Records from a collection of figures
* * * * * * * * *

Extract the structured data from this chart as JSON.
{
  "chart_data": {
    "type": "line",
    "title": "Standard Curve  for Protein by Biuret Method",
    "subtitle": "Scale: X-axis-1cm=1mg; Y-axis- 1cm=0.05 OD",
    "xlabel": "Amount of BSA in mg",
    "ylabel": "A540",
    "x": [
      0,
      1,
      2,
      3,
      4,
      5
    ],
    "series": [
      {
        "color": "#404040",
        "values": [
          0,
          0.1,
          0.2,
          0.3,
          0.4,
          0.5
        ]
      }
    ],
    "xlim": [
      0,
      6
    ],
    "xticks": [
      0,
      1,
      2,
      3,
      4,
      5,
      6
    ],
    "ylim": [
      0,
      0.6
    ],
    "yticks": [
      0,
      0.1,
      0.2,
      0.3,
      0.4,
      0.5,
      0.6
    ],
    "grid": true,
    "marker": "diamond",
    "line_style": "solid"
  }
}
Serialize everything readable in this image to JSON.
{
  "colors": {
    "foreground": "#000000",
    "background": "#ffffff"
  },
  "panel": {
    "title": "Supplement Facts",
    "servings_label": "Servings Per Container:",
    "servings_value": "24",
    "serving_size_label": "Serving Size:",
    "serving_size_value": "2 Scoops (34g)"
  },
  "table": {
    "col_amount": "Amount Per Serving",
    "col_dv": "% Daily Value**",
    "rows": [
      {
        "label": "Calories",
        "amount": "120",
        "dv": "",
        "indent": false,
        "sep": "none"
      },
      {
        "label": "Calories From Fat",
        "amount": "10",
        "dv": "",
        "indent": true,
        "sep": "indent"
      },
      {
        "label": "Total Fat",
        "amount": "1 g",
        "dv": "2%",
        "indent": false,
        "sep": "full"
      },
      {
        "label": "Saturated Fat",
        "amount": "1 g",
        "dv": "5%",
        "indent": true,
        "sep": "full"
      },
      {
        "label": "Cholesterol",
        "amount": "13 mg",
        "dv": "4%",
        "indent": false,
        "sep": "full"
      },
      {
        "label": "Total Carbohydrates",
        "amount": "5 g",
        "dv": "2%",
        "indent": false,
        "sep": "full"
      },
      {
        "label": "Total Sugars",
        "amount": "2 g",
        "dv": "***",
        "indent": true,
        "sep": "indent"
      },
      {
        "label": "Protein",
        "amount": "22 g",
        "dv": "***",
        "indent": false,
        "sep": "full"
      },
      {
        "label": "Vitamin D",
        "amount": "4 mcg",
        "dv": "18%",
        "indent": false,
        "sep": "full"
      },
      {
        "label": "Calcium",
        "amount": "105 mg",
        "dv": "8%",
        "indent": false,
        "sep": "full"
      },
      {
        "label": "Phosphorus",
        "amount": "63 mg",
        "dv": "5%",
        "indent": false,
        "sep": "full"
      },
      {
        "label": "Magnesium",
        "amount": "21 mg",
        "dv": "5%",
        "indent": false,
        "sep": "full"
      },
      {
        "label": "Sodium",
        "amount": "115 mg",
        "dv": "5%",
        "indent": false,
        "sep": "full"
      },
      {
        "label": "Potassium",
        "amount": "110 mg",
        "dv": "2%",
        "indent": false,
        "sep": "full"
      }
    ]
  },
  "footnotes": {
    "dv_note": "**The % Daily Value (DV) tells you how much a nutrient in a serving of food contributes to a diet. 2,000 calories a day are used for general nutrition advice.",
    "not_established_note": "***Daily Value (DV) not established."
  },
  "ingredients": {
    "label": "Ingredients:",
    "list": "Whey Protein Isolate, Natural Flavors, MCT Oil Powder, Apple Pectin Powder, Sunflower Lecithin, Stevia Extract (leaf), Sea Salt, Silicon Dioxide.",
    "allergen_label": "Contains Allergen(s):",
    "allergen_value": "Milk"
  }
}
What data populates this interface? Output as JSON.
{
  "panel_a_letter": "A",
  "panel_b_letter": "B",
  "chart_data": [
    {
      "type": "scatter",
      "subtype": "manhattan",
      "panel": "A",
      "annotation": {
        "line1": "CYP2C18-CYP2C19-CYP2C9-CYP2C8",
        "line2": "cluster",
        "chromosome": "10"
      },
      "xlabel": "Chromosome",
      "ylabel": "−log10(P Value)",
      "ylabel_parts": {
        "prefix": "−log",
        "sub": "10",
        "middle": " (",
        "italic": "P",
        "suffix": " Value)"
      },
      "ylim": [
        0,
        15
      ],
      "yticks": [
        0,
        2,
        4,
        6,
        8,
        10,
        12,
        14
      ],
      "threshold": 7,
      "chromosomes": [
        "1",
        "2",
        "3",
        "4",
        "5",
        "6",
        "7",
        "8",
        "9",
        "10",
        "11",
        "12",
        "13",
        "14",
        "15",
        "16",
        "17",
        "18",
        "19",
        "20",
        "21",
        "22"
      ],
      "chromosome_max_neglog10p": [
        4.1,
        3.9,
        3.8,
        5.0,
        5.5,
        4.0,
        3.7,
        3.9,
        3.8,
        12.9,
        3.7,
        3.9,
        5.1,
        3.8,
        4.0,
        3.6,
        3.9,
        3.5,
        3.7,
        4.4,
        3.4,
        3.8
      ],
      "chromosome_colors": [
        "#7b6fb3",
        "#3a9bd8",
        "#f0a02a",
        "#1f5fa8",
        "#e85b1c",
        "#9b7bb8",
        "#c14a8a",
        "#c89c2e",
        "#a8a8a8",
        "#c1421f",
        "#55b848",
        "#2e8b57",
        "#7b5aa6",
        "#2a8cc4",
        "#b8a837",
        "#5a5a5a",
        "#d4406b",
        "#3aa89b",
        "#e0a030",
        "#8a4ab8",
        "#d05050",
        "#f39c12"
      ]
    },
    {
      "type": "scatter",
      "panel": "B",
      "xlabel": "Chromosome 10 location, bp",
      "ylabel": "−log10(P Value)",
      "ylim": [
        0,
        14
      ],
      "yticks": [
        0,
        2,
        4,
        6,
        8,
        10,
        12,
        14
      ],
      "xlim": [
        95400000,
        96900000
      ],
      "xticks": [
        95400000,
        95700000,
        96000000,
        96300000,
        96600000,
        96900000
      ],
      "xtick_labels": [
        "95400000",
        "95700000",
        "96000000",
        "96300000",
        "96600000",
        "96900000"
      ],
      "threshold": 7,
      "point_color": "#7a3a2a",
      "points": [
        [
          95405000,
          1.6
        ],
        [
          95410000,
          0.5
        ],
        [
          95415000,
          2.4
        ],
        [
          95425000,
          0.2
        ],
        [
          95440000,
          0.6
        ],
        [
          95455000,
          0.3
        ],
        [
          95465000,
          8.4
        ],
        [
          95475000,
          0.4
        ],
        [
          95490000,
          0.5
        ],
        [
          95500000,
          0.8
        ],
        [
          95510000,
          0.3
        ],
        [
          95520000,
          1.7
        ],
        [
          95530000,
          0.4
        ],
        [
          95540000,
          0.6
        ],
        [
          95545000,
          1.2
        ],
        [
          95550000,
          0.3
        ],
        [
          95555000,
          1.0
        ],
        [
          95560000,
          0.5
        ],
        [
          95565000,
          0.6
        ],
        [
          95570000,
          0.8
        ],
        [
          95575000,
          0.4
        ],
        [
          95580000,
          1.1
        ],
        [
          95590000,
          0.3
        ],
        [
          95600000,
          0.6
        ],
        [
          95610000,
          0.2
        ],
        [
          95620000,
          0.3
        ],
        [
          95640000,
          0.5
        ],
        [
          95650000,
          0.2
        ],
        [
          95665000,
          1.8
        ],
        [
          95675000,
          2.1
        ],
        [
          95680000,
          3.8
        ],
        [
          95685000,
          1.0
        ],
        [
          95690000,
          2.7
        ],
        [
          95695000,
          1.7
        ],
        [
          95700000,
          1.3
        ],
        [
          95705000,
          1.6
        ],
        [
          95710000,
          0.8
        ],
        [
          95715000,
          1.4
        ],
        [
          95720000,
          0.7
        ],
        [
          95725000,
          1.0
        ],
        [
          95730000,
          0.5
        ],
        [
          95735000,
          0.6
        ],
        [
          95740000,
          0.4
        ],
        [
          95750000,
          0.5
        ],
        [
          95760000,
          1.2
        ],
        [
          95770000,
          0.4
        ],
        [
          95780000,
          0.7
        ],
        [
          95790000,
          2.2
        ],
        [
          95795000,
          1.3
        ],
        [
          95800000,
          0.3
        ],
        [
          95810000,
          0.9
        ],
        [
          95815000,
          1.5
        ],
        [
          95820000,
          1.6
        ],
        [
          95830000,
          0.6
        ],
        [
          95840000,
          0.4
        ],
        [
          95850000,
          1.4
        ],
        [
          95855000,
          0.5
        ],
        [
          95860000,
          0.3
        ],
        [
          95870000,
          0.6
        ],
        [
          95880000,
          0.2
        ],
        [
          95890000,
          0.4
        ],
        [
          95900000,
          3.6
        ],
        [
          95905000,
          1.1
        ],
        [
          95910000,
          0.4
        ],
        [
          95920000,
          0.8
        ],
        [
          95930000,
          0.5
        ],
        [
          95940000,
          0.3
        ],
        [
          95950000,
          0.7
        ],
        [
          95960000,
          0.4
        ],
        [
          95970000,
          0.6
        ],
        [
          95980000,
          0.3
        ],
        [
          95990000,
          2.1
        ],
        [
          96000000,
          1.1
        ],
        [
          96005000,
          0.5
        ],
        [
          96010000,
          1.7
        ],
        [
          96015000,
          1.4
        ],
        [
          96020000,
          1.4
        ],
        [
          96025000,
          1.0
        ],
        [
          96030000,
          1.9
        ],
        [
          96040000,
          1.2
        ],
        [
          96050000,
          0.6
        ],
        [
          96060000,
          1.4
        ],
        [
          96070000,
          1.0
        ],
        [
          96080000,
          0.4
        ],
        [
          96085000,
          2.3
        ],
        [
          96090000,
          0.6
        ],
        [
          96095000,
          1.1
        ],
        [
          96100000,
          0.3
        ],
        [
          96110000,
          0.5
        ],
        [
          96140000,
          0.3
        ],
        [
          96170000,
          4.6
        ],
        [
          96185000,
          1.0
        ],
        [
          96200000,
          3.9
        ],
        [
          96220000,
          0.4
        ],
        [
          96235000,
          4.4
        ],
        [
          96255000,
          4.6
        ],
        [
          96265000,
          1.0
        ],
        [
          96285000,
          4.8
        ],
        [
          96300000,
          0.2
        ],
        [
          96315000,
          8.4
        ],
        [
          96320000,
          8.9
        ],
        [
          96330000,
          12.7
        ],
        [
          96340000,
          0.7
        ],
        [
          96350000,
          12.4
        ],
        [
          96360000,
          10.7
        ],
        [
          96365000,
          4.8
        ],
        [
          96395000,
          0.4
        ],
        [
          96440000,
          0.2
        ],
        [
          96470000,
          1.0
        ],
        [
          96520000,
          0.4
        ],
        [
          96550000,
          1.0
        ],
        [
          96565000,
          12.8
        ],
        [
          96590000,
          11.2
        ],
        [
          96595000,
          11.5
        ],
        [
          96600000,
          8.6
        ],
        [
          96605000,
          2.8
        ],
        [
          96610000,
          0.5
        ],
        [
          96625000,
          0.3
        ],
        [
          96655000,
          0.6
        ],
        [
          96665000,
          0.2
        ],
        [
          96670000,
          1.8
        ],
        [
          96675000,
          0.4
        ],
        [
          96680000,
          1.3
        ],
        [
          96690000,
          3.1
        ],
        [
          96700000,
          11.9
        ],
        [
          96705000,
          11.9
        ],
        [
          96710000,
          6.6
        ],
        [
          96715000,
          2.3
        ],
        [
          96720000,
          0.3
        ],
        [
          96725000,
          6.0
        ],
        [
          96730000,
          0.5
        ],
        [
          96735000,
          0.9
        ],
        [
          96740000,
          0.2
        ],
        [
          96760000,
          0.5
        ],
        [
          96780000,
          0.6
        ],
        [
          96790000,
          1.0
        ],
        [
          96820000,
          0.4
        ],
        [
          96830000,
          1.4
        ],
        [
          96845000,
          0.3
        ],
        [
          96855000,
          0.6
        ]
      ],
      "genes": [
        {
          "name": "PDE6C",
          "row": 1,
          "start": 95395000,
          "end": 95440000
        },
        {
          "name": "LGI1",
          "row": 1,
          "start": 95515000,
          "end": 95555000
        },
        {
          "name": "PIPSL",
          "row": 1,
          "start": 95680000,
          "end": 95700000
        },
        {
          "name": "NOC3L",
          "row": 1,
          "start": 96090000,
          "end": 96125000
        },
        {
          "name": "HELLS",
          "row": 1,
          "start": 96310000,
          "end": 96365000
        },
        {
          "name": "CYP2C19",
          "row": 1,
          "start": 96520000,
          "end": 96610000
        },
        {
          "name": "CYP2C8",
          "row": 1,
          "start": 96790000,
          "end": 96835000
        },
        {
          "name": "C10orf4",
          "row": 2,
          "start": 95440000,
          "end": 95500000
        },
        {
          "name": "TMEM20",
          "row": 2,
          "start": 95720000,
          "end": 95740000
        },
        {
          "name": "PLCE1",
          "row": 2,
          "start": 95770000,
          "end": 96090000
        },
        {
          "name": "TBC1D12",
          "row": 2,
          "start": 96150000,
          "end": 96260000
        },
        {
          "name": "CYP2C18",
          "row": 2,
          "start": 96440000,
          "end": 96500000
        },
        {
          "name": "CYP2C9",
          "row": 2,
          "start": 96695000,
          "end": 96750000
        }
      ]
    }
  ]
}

* * * * * * * * *

WHAT IS NEEDED
In the entries above, find each line containing the string "this" and copy it.

ANSWER TO THE PROBLEM
Extract the structured data from this chart as JSON.
Serialize everything readable in this image to JSON.
What data populates this interface? Output as JSON.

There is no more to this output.